··· DATA

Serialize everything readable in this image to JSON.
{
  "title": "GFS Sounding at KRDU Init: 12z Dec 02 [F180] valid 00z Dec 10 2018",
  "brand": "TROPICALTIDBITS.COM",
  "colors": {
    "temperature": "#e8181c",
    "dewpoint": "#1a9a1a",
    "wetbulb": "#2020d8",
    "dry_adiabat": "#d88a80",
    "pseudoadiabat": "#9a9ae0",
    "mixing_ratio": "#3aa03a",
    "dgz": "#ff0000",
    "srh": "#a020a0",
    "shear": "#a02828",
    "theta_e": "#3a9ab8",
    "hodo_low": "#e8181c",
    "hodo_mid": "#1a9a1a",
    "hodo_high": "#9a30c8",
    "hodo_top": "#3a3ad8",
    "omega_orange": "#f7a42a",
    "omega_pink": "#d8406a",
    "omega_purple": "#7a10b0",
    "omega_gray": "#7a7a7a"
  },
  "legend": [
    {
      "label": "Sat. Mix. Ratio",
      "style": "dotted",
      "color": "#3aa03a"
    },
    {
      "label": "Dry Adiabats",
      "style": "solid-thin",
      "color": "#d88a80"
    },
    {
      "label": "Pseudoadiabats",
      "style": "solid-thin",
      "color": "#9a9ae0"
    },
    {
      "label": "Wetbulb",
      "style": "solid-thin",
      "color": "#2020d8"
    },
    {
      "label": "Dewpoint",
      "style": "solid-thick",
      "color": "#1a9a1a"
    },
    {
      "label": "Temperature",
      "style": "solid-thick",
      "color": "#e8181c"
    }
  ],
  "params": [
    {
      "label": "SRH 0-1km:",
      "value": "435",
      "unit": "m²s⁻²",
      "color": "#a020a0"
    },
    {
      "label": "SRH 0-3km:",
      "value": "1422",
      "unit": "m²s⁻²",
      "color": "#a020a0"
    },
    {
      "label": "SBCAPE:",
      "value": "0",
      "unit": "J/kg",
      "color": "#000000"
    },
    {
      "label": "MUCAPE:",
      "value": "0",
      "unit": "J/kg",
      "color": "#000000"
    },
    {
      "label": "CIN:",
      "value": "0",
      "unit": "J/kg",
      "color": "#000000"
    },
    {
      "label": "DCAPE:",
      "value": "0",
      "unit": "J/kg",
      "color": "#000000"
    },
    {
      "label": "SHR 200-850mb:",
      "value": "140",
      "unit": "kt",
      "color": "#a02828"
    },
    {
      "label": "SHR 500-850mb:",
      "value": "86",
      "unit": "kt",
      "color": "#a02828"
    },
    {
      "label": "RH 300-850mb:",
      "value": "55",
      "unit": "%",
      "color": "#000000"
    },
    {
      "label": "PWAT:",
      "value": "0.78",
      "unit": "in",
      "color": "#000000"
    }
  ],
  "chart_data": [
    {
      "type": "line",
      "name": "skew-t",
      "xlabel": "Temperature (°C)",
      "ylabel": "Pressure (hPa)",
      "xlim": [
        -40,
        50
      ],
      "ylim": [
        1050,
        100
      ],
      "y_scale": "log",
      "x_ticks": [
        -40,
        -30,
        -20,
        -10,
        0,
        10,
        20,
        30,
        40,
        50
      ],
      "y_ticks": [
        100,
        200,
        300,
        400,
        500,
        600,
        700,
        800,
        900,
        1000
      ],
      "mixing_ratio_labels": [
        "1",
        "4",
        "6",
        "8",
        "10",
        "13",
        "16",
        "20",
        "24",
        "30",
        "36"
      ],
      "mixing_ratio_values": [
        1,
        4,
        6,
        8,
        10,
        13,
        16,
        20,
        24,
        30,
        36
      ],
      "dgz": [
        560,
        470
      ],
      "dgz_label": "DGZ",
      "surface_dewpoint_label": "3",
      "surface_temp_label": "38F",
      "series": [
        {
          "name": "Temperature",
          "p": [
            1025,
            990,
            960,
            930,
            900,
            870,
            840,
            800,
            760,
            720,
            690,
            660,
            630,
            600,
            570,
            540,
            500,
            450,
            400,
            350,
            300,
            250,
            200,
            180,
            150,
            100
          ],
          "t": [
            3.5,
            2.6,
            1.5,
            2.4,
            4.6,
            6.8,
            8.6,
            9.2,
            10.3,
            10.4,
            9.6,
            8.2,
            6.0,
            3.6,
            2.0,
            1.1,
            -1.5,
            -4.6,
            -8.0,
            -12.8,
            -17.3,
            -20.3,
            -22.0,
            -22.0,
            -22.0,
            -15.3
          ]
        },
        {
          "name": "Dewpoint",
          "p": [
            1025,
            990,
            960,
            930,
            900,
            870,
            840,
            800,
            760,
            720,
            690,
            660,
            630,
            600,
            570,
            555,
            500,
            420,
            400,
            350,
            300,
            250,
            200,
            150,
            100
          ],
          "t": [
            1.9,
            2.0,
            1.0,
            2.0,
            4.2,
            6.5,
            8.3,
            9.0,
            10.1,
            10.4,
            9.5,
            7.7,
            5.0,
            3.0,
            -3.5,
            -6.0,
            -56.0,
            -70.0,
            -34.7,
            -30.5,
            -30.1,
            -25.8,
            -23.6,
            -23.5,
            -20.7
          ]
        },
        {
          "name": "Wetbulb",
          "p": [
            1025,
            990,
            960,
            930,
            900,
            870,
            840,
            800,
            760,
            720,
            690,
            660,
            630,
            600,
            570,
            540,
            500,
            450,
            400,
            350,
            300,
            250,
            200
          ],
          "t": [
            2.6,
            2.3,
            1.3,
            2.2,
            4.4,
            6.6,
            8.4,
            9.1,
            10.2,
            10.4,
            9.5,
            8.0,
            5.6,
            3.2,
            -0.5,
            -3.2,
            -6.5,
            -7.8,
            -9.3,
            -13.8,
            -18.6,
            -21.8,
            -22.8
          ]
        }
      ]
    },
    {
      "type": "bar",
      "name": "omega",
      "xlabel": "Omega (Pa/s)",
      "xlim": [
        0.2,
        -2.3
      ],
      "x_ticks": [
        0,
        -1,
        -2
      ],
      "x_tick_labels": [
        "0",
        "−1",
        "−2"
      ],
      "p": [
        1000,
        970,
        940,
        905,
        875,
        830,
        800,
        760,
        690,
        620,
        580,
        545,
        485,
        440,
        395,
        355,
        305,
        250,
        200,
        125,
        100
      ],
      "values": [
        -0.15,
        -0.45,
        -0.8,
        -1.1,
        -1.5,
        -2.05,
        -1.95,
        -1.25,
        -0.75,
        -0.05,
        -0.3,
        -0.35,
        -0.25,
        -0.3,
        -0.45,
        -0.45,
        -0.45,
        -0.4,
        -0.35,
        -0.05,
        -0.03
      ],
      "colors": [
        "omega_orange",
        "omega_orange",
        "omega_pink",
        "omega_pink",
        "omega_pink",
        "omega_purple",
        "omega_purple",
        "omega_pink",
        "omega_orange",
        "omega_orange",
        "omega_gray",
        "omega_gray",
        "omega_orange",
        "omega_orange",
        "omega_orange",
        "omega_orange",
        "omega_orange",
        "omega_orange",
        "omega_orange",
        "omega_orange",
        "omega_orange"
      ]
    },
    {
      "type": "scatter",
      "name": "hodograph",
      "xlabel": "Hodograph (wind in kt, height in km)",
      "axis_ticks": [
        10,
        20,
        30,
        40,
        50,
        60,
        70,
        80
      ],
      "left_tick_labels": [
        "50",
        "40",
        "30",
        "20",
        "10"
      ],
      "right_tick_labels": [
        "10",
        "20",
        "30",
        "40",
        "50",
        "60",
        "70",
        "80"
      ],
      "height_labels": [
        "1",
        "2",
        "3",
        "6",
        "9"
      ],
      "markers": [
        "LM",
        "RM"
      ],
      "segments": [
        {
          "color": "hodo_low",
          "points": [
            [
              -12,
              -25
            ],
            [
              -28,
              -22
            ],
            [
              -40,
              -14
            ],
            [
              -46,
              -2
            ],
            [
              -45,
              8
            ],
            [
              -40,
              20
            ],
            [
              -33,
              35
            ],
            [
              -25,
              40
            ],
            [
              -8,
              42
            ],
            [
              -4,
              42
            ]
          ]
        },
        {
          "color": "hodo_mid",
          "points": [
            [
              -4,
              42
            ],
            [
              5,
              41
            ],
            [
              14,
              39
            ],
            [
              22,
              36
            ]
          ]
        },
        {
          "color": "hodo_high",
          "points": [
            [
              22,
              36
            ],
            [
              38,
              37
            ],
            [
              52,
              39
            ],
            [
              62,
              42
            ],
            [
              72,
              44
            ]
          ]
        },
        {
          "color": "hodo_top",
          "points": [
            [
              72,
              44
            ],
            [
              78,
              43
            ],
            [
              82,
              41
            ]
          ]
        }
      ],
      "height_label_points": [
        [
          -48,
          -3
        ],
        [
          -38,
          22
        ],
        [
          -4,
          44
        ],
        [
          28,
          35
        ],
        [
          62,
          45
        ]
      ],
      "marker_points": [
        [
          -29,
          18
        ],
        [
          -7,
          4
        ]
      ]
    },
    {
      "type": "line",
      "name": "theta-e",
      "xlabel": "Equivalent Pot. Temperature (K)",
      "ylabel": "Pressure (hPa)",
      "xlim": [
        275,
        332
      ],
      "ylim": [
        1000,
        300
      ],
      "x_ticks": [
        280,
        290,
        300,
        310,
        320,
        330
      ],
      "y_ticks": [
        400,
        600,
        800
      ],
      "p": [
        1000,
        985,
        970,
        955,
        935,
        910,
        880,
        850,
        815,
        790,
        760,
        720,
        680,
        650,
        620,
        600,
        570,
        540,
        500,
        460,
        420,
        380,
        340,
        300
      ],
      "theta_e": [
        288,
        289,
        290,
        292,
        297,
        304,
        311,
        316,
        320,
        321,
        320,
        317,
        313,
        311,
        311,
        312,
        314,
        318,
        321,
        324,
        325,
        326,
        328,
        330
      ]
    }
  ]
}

······
··· DATA

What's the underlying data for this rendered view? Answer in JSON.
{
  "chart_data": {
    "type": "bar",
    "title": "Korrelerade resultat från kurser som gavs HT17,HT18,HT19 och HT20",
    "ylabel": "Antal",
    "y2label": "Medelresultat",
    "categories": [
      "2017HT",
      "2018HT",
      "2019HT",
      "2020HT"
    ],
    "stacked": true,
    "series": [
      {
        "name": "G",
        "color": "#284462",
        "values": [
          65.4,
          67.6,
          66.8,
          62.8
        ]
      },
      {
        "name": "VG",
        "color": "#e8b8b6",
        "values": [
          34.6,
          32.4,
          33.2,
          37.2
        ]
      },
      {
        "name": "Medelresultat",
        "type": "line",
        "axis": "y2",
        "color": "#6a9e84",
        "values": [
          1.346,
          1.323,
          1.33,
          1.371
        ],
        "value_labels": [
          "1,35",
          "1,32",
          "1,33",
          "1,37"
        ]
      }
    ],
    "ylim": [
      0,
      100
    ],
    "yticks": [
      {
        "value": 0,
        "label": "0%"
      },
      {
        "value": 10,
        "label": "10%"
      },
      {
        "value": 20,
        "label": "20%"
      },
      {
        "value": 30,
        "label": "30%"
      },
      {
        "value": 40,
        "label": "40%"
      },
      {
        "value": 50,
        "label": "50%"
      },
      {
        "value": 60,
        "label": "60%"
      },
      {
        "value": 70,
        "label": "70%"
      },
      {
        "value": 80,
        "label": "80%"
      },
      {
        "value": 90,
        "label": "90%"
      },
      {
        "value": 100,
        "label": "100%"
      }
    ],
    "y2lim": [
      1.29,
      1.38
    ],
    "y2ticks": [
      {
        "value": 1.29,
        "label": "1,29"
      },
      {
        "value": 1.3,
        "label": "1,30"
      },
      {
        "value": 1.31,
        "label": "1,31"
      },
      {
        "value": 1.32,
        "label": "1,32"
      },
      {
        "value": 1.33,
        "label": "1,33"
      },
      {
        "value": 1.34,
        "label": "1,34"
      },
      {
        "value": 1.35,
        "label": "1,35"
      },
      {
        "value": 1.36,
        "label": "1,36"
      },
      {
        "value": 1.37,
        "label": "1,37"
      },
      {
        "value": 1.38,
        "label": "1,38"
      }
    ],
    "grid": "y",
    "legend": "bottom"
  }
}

······
··· DATA

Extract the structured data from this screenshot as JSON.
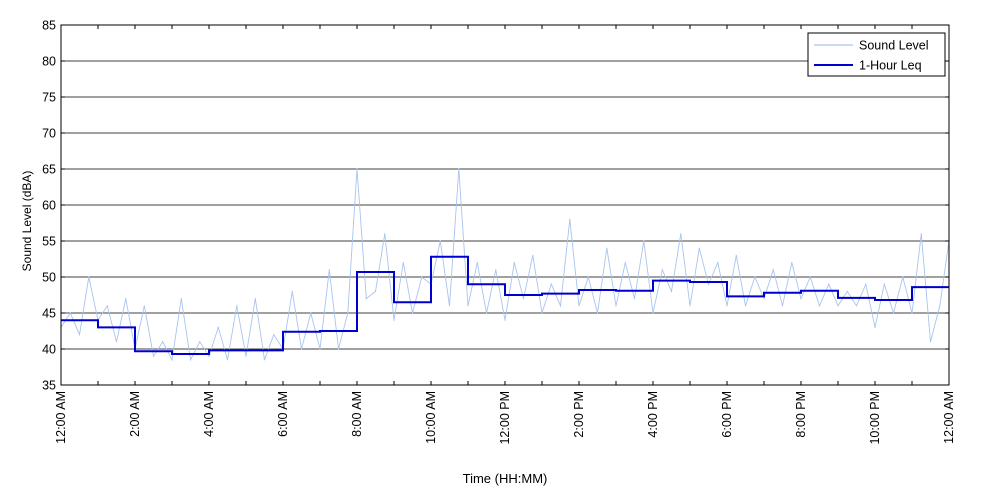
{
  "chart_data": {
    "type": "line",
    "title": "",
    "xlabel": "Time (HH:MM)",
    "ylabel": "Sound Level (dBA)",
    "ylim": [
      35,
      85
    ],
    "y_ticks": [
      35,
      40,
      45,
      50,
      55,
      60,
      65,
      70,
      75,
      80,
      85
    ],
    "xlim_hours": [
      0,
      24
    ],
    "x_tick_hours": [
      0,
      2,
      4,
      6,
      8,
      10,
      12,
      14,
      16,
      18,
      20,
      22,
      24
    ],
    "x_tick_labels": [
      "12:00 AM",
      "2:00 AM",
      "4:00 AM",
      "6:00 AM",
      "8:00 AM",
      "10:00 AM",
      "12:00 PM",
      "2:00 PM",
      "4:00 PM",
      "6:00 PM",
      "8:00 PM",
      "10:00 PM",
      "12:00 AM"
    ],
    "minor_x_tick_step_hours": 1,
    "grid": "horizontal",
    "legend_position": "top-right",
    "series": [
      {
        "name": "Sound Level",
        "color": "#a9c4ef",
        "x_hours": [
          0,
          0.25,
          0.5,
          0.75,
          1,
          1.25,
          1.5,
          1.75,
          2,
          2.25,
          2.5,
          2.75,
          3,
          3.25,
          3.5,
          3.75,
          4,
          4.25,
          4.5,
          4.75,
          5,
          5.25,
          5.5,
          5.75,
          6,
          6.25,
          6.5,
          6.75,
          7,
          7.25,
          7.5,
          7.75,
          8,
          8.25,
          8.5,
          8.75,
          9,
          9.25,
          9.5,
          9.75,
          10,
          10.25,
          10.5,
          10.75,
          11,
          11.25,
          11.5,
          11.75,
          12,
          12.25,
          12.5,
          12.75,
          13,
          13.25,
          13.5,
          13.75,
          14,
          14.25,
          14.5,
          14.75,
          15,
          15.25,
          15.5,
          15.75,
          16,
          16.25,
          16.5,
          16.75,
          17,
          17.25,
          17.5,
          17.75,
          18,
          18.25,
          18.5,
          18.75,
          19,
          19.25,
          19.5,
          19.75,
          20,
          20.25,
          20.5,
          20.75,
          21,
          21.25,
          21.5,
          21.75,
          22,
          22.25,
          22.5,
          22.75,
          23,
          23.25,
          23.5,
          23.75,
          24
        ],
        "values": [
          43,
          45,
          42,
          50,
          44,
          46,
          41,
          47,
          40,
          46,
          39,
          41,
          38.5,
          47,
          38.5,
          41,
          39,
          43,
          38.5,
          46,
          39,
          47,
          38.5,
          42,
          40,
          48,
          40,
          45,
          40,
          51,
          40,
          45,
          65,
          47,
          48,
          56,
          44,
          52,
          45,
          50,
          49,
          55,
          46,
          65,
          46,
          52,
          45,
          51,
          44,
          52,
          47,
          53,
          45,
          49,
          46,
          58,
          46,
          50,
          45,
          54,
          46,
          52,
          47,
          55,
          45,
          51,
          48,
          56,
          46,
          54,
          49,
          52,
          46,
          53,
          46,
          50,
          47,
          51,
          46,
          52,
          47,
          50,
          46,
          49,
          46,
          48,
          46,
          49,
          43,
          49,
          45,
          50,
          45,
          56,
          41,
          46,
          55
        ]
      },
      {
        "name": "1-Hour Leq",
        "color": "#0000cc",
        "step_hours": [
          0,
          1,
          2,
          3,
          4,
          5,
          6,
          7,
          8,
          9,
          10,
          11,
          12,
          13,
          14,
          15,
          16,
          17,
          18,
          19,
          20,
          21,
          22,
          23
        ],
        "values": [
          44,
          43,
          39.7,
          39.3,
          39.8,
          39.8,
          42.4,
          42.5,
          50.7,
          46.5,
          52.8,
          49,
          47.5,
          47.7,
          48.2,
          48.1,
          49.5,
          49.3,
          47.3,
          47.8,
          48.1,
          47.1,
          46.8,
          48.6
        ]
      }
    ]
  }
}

······

## [STATED GOAL]
Gather every line from the entries above where the word "title" appears, and copy them.

## [ANSWER]
  "title": "GFS Sounding at KRDU Init: 12z Dec 02 [F180] valid 00z Dec 10 2018",
    "title": "Korrelerade resultat från kurser som gavs HT17,HT18,HT19 och HT20",
    "title": "",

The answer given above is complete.